### Task to complete
Reproduce every one of the records below, changing each occurrence of "double-check-icon" to "read-receipt-icon" and keeping everything else identical.

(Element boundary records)

------------------------

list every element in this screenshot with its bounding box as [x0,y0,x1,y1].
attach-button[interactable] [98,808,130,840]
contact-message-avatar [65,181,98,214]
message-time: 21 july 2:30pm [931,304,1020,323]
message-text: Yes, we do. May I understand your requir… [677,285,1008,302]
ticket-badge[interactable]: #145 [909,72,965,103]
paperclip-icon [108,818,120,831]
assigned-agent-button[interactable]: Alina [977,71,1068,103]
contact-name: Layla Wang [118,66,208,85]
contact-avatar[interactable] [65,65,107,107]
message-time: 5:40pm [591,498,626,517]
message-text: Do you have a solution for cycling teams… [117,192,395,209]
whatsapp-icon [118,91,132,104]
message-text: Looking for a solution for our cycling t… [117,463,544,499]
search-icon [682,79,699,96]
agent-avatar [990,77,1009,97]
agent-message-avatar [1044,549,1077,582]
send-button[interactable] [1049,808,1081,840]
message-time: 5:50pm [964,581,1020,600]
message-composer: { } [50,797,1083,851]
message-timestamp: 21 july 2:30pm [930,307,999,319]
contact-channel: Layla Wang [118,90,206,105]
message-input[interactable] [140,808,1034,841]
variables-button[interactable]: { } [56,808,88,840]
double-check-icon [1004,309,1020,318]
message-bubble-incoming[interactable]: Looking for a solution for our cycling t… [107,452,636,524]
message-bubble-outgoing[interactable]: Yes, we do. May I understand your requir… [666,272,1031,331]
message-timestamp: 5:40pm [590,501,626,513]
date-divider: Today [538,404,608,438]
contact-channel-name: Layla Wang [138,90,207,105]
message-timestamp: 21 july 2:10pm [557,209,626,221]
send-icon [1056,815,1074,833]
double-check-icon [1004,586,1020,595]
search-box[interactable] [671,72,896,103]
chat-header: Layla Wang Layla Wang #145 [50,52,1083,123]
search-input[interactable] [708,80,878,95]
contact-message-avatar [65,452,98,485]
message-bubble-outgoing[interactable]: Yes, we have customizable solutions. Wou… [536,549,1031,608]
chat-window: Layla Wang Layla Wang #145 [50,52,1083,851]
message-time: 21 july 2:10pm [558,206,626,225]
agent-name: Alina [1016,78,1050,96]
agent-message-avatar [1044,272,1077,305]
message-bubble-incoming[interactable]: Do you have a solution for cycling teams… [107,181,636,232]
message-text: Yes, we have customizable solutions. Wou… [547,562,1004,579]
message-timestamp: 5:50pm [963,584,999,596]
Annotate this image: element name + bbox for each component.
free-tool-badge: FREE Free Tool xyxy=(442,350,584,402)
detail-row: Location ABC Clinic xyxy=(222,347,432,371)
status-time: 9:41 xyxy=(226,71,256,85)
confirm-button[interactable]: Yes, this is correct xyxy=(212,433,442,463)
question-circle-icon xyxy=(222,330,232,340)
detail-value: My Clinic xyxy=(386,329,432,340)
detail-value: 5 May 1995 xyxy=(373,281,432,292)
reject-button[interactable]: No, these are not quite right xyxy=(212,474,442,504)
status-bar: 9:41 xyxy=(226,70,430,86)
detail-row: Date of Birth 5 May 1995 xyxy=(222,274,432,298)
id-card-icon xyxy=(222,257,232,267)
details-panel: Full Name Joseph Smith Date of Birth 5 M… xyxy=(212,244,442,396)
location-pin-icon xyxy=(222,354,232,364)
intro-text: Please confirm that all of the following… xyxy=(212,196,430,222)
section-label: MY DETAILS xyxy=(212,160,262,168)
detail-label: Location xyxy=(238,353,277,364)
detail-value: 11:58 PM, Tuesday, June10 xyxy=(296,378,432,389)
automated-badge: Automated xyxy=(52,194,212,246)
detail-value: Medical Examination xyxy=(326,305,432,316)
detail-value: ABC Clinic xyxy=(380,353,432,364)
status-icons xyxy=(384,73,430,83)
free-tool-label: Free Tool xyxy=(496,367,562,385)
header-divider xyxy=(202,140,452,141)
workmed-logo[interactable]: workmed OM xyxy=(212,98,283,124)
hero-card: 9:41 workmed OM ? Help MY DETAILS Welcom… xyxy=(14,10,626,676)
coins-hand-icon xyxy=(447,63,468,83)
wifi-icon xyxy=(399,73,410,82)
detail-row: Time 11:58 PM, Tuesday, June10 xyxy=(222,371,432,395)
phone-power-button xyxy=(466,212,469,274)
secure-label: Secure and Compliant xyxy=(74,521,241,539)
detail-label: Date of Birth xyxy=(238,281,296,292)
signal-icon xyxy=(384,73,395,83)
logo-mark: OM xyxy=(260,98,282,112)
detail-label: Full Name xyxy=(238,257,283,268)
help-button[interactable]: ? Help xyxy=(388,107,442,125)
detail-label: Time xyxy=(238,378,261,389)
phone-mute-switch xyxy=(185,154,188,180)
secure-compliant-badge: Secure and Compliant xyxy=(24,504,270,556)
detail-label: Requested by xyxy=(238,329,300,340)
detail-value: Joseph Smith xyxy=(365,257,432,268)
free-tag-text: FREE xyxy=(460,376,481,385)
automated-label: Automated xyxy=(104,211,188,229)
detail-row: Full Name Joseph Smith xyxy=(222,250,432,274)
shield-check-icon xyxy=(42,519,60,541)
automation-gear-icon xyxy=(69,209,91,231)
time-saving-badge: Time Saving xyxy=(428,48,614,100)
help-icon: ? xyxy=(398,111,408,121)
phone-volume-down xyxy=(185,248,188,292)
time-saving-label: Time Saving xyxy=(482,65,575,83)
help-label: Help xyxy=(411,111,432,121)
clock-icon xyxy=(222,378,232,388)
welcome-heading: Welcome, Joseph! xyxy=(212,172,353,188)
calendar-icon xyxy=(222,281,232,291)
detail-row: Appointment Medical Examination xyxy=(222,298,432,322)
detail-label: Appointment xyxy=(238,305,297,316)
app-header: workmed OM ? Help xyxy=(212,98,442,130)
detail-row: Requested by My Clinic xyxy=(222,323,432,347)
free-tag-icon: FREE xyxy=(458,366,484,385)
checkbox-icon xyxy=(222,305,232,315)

------------------------

### Result below
list every element in this screenshot with its bounding box as [x0,y0,x1,y1].
attach-button[interactable] [98,808,130,840]
contact-message-avatar [65,181,98,214]
message-time: 21 july 2:30pm [931,304,1020,323]
message-text: Yes, we do. May I understand your requir… [677,285,1008,302]
ticket-badge[interactable]: #145 [909,72,965,103]
paperclip-icon [108,818,120,831]
assigned-agent-button[interactable]: Alina [977,71,1068,103]
contact-name: Layla Wang [118,66,208,85]
contact-avatar[interactable] [65,65,107,107]
message-time: 5:40pm [591,498,626,517]
message-text: Do you have a solution for cycling teams… [117,192,395,209]
whatsapp-icon [118,91,132,104]
message-text: Looking for a solution for our cycling t… [117,463,544,499]
search-icon [682,79,699,96]
agent-avatar [990,77,1009,97]
agent-message-avatar [1044,549,1077,582]
send-button[interactable] [1049,808,1081,840]
message-time: 5:50pm [964,581,1020,600]
message-composer: { } [50,797,1083,851]
message-timestamp: 21 july 2:30pm [930,307,999,319]
contact-channel: Layla Wang [118,90,206,105]
message-input[interactable] [140,808,1034,841]
variables-button[interactable]: { } [56,808,88,840]
read-receipt-icon [1004,309,1020,318]
message-bubble-incoming[interactable]: Looking for a solution for our cycling t… [107,452,636,524]
message-bubble-outgoing[interactable]: Yes, we do. May I understand your requir… [666,272,1031,331]
message-timestamp: 5:40pm [590,501,626,513]
date-divider: Today [538,404,608,438]
contact-channel-name: Layla Wang [138,90,207,105]
message-timestamp: 21 july 2:10pm [557,209,626,221]
send-icon [1056,815,1074,833]
read-receipt-icon [1004,586,1020,595]
search-box[interactable] [671,72,896,103]
chat-header: Layla Wang Layla Wang #145 [50,52,1083,123]
search-input[interactable] [708,80,878,95]
contact-message-avatar [65,452,98,485]
message-bubble-outgoing[interactable]: Yes, we have customizable solutions. Wou… [536,549,1031,608]
chat-window: Layla Wang Layla Wang #145 [50,52,1083,851]
message-time: 21 july 2:10pm [558,206,626,225]
agent-name: Alina [1016,78,1050,96]
agent-message-avatar [1044,272,1077,305]
message-bubble-incoming[interactable]: Do you have a solution for cycling teams… [107,181,636,232]
message-text: Yes, we have customizable solutions. Wou… [547,562,1004,579]
message-timestamp: 5:50pm [963,584,999,596]
Annotate this image: element name + bbox for each component.
free-tool-badge: FREE Free Tool xyxy=(442,350,584,402)
detail-row: Location ABC Clinic xyxy=(222,347,432,371)
status-time: 9:41 xyxy=(226,71,256,85)
confirm-button[interactable]: Yes, this is correct xyxy=(212,433,442,463)
question-circle-icon xyxy=(222,330,232,340)
detail-value: My Clinic xyxy=(386,329,432,340)
detail-value: 5 May 1995 xyxy=(373,281,432,292)
reject-button[interactable]: No, these are not quite right xyxy=(212,474,442,504)
status-bar: 9:41 xyxy=(226,70,430,86)
detail-row: Date of Birth 5 May 1995 xyxy=(222,274,432,298)
id-card-icon xyxy=(222,257,232,267)
details-panel: Full Name Joseph Smith Date of Birth 5 M… xyxy=(212,244,442,396)
location-pin-icon xyxy=(222,354,232,364)
intro-text: Please confirm that all of the following… xyxy=(212,196,430,222)
section-label: MY DETAILS xyxy=(212,160,262,168)
detail-label: Location xyxy=(238,353,277,364)
detail-value: 11:58 PM, Tuesday, June10 xyxy=(296,378,432,389)
automated-badge: Automated xyxy=(52,194,212,246)
detail-value: Medical Examination xyxy=(326,305,432,316)
detail-value: ABC Clinic xyxy=(380,353,432,364)
status-icons xyxy=(384,73,430,83)
free-tool-label: Free Tool xyxy=(496,367,562,385)
header-divider xyxy=(202,140,452,141)
workmed-logo[interactable]: workmed OM xyxy=(212,98,283,124)
hero-card: 9:41 workmed OM ? Help MY DETAILS Welcom… xyxy=(14,10,626,676)
coins-hand-icon xyxy=(447,63,468,83)
wifi-icon xyxy=(399,73,410,82)
detail-row: Time 11:58 PM, Tuesday, June10 xyxy=(222,371,432,395)
phone-power-button xyxy=(466,212,469,274)
secure-label: Secure and Compliant xyxy=(74,521,241,539)
detail-label: Date of Birth xyxy=(238,281,296,292)
signal-icon xyxy=(384,73,395,83)
logo-mark: OM xyxy=(260,98,282,112)
detail-label: Full Name xyxy=(238,257,283,268)
help-button[interactable]: ? Help xyxy=(388,107,442,125)
detail-label: Time xyxy=(238,378,261,389)
phone-mute-switch xyxy=(185,154,188,180)
secure-compliant-badge: Secure and Compliant xyxy=(24,504,270,556)
detail-label: Requested by xyxy=(238,329,300,340)
detail-value: Joseph Smith xyxy=(365,257,432,268)
free-tag-text: FREE xyxy=(460,376,481,385)
automated-label: Automated xyxy=(104,211,188,229)
detail-row: Full Name Joseph Smith xyxy=(222,250,432,274)
shield-check-icon xyxy=(42,519,60,541)
automation-gear-icon xyxy=(69,209,91,231)
time-saving-badge: Time Saving xyxy=(428,48,614,100)
help-icon: ? xyxy=(398,111,408,121)
phone-volume-down xyxy=(185,248,188,292)
time-saving-label: Time Saving xyxy=(482,65,575,83)
help-label: Help xyxy=(411,111,432,121)
clock-icon xyxy=(222,378,232,388)
welcome-heading: Welcome, Joseph! xyxy=(212,172,353,188)
calendar-icon xyxy=(222,281,232,291)
detail-row: Appointment Medical Examination xyxy=(222,298,432,322)
detail-label: Appointment xyxy=(238,305,297,316)
app-header: workmed OM ? Help xyxy=(212,98,442,130)
detail-row: Requested by My Clinic xyxy=(222,323,432,347)
free-tag-icon: FREE xyxy=(458,366,484,385)
checkbox-icon xyxy=(222,305,232,315)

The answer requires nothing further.